Data records
>>>

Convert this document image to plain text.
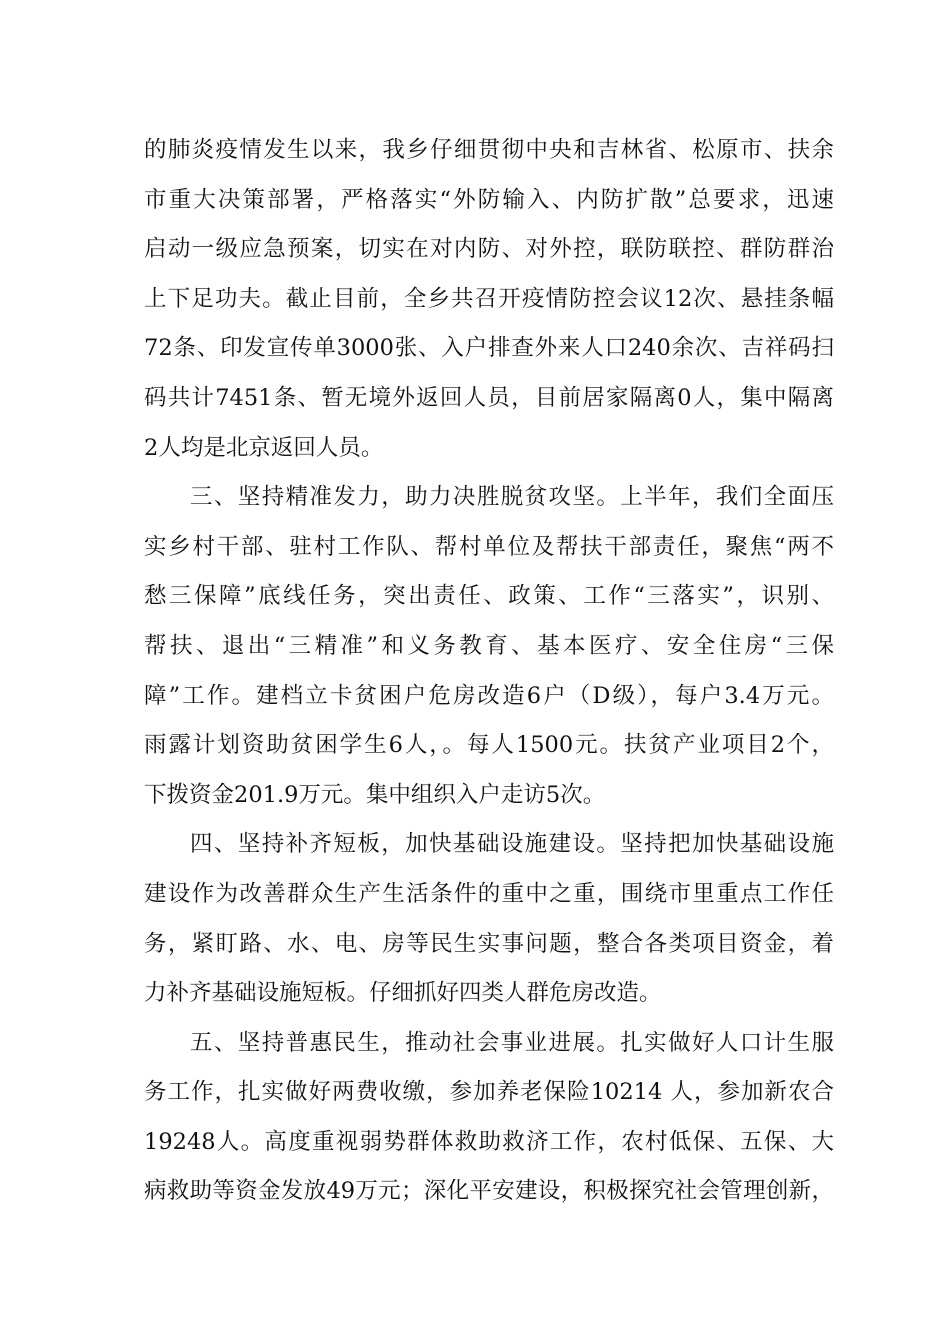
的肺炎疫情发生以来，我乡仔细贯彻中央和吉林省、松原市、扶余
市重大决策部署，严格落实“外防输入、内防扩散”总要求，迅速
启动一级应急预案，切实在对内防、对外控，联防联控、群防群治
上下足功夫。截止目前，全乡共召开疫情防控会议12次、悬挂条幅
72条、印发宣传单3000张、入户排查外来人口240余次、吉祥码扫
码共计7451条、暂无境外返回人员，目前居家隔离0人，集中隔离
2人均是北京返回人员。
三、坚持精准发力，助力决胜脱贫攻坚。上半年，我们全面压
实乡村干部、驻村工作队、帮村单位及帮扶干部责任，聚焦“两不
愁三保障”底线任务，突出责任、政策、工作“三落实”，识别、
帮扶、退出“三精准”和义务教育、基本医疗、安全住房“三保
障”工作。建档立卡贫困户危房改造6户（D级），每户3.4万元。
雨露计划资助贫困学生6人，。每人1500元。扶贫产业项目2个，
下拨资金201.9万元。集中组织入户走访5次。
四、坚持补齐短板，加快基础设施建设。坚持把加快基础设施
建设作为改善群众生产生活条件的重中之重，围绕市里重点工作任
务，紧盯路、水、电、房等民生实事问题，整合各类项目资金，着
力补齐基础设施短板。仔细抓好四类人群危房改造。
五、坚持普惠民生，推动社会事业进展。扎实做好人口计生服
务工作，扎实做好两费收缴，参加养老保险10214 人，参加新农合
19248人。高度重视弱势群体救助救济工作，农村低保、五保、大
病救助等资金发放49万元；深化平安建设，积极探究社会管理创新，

<<<
>>>

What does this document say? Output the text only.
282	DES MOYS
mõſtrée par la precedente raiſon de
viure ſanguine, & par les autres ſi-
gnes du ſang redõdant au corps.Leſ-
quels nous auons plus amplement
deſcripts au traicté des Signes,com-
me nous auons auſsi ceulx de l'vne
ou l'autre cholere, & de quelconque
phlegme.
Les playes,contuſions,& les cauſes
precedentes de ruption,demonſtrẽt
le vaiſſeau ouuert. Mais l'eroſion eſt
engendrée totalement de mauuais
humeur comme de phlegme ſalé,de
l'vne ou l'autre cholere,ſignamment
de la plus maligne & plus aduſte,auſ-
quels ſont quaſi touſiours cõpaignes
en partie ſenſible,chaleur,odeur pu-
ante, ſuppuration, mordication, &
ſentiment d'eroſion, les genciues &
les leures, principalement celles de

<<<

PROBLEM DESCRIPTION:
Some lines of the data above may hold the word "eroſion"; report how many do, and nothing else.

FINAL ANSWER:
2